§ Reading passage
According to workplace trends reporter Stephanie Armour, about 80 companies nationwide now allow employees to bring their babies to work regularly. While plenty of employers -- about 29% -- allow children occasionally (say, when a sitter calls in sick), these most progressive employers don't require a reason. Babies are welcome to hang out in their parents' cubicles or offices on a daily basis until they're old enough to crawl.

As a new mom myself, I have mixed feelings about this. On the one hand, anything that employers do to make life easier on parents is a good thing. On the other, I suspect that taking advantage of such policies can actually make life harder on parents, which is probably not what anyone intended.

Armour's article noted that bringing babies to work is still controversial, and the number of comments posted on USA Today's website seems to back that up. Most of the controversy is silly. For example, one poster stressed that it was not his problem that other people choose to have children, apparently forgetting that he owes his existence to someone choosing to have him.

I also don't believe that babies in the workplace lower productivity among anyone other than the parents themselves. People already waste hours and hours of time at work. They send pointless rounds of emails. They forward funny YouTube clips. They schedule hour-long internal conference calls. They drop by someone else's office to comment on the political scheming they heard about in the bathroom. Despite the self-importance that's epidemic in corporate America, my guess is that at some offices, the only people doing anything that matters in the grand scheme of things some days is the parents.

The truth is, the vast majority of normal people like babies. They coo over them on planes and offer to help parents carry bags. They gladly change tables at restaurants so you can have one with space for a high chair. That's why I believe the various quotes in Armour's article from human resources types who say that bring-your-baby policies raise morale. They certainly raise morale among grateful parents. But I bet they also raise morale among others who like seeing cute faces in the midst of soul-less gray cubicles.

§ Information shown

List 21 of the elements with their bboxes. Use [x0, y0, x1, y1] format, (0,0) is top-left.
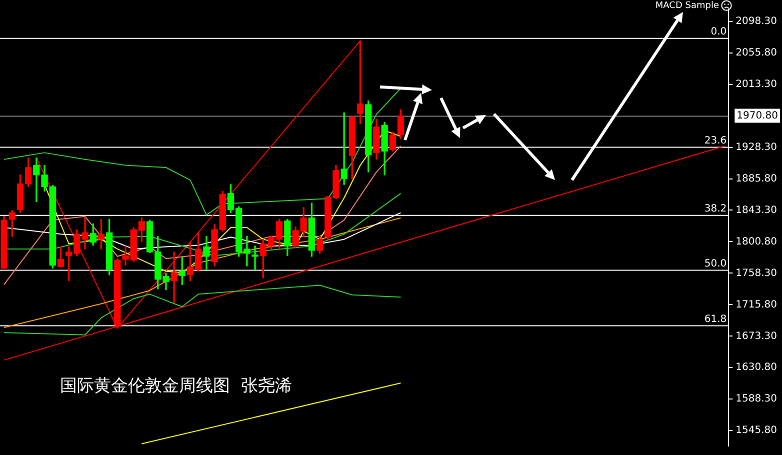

§ Set of tasks
• a. Using the piece on babies in the workplace, decide whether each statement agrees with it: (i) About 29% of employers let children come to work occasionally. (ii) Under the most progressive policies, babies may come in daily until they are old enough to walk. (iii) The writer believes babies at work lower the productivity of coworkers other than the parents. Answer yes or no for each, and quote the words that decide it.
• b. Continue the piece on babies in the workplace from its last sentence.

§ Answers by task
• a.
(i) Yes: "plenty of employers -- about 29% -- allow children occasionally"
(ii) No: "until they're old enough to crawl"
(iii) No: "I also don't believe that babies in the workplace lower productivity among anyone other than the parents themselves"

• b.
That said, as a working mom who loves both my baby and what I do, I just can't imagine bringing my son to work regularly. I say this as someone who works from home. This summer, when my son was very little, I had a nanny take care of him in my apartment so I could continue to work part-time and still feed him every 2-3 hours. This was a fine arrangement, but I soon realized something: On the days when she wasn't around, I got nothing done.

My son started daycare when he was four months old. Since then, he's mostly been a healthy kid, but occasionally he comes down with something that keeps him out of daycare for awhile. On those days when he's home with me -- just like I discovered last summer -- I get nothing done. The baby needs to eat, needs to be changed, wants to play, wants to babble, gets upset... None of these things blend well with interviewing someone on the phone, cranking out an article before a deadline or even thinking straight. I always cringe when I see work-from-home ads, partly because so many are scams, but also because many tout how much money you'll save on childcare. Um, not if you actually intend to work.

When I'm with my son, I want to be with my son, not trying to type emails with one hand. When I'm working, I want to focus on work, not on whether a 2 a.m. wake-up the night before means I should try to put the baby down for an earlier nap.

If employers want to make things easier on parents, the best solution is to allow parents to bring babies to work, but also have on-site day care with an open-door policy. While other people are wasting time by the water cooler, parents can pop down and play with their kids, but then trust the kids are somewhere safe -- and out of ear shot -- when they do need to make a phone call.

We've all read studies that multi-tasking makes us less effective. The old dividing line between our working lives and personal lives is falling away, but even parents are human. It's very hard to do our best at both jobs every second of every day.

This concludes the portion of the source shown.